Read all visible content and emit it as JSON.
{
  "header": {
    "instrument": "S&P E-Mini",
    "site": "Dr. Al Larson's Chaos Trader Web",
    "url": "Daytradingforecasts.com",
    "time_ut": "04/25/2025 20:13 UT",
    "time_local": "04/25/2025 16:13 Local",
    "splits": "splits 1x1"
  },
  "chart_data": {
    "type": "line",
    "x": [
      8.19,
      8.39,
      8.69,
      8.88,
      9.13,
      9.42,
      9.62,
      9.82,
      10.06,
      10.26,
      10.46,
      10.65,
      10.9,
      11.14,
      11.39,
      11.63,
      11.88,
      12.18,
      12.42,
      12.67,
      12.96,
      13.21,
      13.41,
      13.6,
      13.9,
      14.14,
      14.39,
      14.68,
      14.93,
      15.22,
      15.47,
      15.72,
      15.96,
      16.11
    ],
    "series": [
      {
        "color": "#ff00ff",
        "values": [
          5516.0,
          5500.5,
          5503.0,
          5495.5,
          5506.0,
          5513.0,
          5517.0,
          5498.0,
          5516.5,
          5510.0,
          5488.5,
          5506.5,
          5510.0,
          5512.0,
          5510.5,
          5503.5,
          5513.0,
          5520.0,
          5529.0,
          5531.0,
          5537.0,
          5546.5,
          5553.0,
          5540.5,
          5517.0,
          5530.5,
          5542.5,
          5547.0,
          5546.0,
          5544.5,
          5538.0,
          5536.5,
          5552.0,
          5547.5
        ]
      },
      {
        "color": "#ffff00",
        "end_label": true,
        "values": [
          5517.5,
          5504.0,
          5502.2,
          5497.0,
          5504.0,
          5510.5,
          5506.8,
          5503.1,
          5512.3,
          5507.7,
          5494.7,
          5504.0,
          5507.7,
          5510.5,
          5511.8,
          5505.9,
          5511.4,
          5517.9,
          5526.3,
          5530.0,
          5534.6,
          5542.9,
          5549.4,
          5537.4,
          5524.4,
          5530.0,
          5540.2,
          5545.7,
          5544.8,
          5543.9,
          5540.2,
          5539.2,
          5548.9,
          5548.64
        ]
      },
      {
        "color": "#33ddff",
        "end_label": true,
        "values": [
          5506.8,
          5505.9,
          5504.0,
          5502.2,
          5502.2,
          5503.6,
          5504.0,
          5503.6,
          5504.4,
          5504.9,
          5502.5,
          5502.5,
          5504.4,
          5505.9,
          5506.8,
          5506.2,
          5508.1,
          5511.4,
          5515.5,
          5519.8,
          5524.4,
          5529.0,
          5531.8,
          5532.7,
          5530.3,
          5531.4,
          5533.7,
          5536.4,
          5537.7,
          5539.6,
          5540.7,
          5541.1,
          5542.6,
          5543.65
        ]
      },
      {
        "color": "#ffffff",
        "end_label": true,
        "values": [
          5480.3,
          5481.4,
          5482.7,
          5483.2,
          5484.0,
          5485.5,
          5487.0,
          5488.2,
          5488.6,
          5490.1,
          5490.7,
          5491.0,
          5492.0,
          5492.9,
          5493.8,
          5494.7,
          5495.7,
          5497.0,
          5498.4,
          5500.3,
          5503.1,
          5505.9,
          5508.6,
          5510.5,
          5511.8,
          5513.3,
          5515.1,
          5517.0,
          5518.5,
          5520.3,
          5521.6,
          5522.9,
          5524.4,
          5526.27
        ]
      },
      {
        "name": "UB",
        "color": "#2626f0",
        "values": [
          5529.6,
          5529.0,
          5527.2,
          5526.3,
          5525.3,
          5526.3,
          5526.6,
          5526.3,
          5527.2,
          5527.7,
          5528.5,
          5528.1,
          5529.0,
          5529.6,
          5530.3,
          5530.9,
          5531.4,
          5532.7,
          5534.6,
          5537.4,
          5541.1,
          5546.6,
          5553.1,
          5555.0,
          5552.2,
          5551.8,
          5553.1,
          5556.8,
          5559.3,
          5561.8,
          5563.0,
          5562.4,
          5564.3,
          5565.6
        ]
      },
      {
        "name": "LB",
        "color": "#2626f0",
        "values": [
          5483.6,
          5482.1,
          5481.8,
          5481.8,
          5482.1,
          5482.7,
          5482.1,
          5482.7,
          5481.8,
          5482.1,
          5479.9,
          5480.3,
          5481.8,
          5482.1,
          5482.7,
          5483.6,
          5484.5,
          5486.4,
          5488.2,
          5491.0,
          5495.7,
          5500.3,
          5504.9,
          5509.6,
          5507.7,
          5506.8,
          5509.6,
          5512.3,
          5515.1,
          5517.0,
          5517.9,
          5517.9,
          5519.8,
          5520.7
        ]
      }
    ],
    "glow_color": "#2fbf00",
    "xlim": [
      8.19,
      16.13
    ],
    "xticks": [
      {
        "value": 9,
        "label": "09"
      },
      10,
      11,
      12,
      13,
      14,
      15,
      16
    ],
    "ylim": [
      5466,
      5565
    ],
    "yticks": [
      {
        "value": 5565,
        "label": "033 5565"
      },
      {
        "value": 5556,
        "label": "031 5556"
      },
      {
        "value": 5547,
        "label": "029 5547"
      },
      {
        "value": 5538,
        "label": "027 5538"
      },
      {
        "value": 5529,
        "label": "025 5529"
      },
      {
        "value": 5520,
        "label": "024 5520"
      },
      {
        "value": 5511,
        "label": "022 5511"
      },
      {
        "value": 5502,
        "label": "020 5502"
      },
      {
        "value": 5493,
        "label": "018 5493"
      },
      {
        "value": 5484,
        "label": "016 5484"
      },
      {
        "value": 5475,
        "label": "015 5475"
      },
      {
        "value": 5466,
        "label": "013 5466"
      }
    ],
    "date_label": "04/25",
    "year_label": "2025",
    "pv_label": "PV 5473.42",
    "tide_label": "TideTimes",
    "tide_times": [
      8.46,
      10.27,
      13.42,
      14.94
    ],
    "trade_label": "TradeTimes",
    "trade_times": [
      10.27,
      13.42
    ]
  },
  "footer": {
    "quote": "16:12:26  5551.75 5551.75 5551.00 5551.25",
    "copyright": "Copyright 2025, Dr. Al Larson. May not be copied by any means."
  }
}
------------------------------------
Return each line of the data exactly as written above.

## Written answer:
Read all visible content and emit it as JSON.
{
  "header": {
    "instrument": "S&P E-Mini",
    "site": "Dr. Al Larson's Chaos Trader Web",
    "url": "Daytradingforecasts.com",
    "time_ut": "04/25/2025 20:13 UT",
    "time_local": "04/25/2025 16:13 Local",
    "splits": "splits 1x1"
  },
  "chart_data": {
    "type": "line",
    "x": [
      8.19,
      8.39,
      8.69,
      8.88,
      9.13,
      9.42,
      9.62,
      9.82,
      10.06,
      10.26,
      10.46,
      10.65,
      10.9,
      11.14,
      11.39,
      11.63,
      11.88,
      12.18,
      12.42,
      12.67,
      12.96,
      13.21,
      13.41,
      13.6,
      13.9,
      14.14,
      14.39,
      14.68,
      14.93,
      15.22,
      15.47,
      15.72,
      15.96,
      16.11
    ],
    "series": [
      {
        "color": "#ff00ff",
        "values": [
          5516.0,
          5500.5,
          5503.0,
          5495.5,
          5506.0,
          5513.0,
          5517.0,
          5498.0,
          5516.5,
          5510.0,
          5488.5,
          5506.5,
          5510.0,
          5512.0,
          5510.5,
          5503.5,
          5513.0,
          5520.0,
          5529.0,
          5531.0,
          5537.0,
          5546.5,
          5553.0,
          5540.5,
          5517.0,
          5530.5,
          5542.5,
          5547.0,
          5546.0,
          5544.5,
          5538.0,
          5536.5,
          5552.0,
          5547.5
        ]
      },
      {
        "color": "#ffff00",
        "end_label": true,
        "values": [
          5517.5,
          5504.0,
          5502.2,
          5497.0,
          5504.0,
          5510.5,
          5506.8,
          5503.1,
          5512.3,
          5507.7,
          5494.7,
          5504.0,
          5507.7,
          5510.5,
          5511.8,
          5505.9,
          5511.4,
          5517.9,
          5526.3,
          5530.0,
          5534.6,
          5542.9,
          5549.4,
          5537.4,
          5524.4,
          5530.0,
          5540.2,
          5545.7,
          5544.8,
          5543.9,
          5540.2,
          5539.2,
          5548.9,
          5548.64
        ]
      },
      {
        "color": "#33ddff",
        "end_label": true,
        "values": [
          5506.8,
          5505.9,
          5504.0,
          5502.2,
          5502.2,
          5503.6,
          5504.0,
          5503.6,
          5504.4,
          5504.9,
          5502.5,
          5502.5,
          5504.4,
          5505.9,
          5506.8,
          5506.2,
          5508.1,
          5511.4,
          5515.5,
          5519.8,
          5524.4,
          5529.0,
          5531.8,
          5532.7,
          5530.3,
          5531.4,
          5533.7,
          5536.4,
          5537.7,
          5539.6,
          5540.7,
          5541.1,
          5542.6,
          5543.65
        ]
      },
      {
        "color": "#ffffff",
        "end_label": true,
        "values": [
          5480.3,
          5481.4,
          5482.7,
          5483.2,
          5484.0,
          5485.5,
          5487.0,
          5488.2,
          5488.6,
          5490.1,
          5490.7,
          5491.0,
          5492.0,
          5492.9,
          5493.8,
          5494.7,
          5495.7,
          5497.0,
          5498.4,
          5500.3,
          5503.1,
          5505.9,
          5508.6,
          5510.5,
          5511.8,
          5513.3,
          5515.1,
          5517.0,
          5518.5,
          5520.3,
          5521.6,
          5522.9,
          5524.4,
          5526.27
        ]
      },
      {
        "name": "UB",
        "color": "#2626f0",
        "values": [
          5529.6,
          5529.0,
          5527.2,
          5526.3,
          5525.3,
          5526.3,
          5526.6,
          5526.3,
          5527.2,
          5527.7,
          5528.5,
          5528.1,
          5529.0,
          5529.6,
          5530.3,
          5530.9,
          5531.4,
          5532.7,
          5534.6,
          5537.4,
          5541.1,
          5546.6,
          5553.1,
          5555.0,
          5552.2,
          5551.8,
          5553.1,
          5556.8,
          5559.3,
          5561.8,
          5563.0,
          5562.4,
          5564.3,
          5565.6
        ]
      },
      {
        "name": "LB",
        "color": "#2626f0",
        "values": [
          5483.6,
          5482.1,
          5481.8,
          5481.8,
          5482.1,
          5482.7,
          5482.1,
          5482.7,
          5481.8,
          5482.1,
          5479.9,
          5480.3,
          5481.8,
          5482.1,
          5482.7,
          5483.6,
          5484.5,
          5486.4,
          5488.2,
          5491.0,
          5495.7,
          5500.3,
          5504.9,
          5509.6,
          5507.7,
          5506.8,
          5509.6,
          5512.3,
          5515.1,
          5517.0,
          5517.9,
          5517.9,
          5519.8,
          5520.7
        ]
      }
    ],
    "glow_color": "#2fbf00",
    "xlim": [
      8.19,
      16.13
    ],
    "xticks": [
      {
        "value": 9,
        "label": "09"
      },
      10,
      11,
      12,
      13,
      14,
      15,
      16
    ],
    "ylim": [
      5466,
      5565
    ],
    "yticks": [
      {
        "value": 5565,
        "label": "033 5565"
      },
      {
        "value": 5556,
        "label": "031 5556"
      },
      {
        "value": 5547,
        "label": "029 5547"
      },
      {
        "value": 5538,
        "label": "027 5538"
      },
      {
        "value": 5529,
        "label": "025 5529"
      },
      {
        "value": 5520,
        "label": "024 5520"
      },
      {
        "value": 5511,
        "label": "022 5511"
      },
      {
        "value": 5502,
        "label": "020 5502"
      },
      {
        "value": 5493,
        "label": "018 5493"
      },
      {
        "value": 5484,
        "label": "016 5484"
      },
      {
        "value": 5475,
        "label": "015 5475"
      },
      {
        "value": 5466,
        "label": "013 5466"
      }
    ],
    "date_label": "04/25",
    "year_label": "2025",
    "pv_label": "PV 5473.42",
    "tide_label": "TideTimes",
    "tide_times": [
      8.46,
      10.27,
      13.42,
      14.94
    ],
    "trade_label": "TradeTimes",
    "trade_times": [
      10.27,
      13.42
    ]
  },
  "footer": {
    "quote": "16:12:26  5551.75 5551.75 5551.00 5551.25",
    "copyright": "Copyright 2025, Dr. Al Larson. May not be copied by any means."
  }
}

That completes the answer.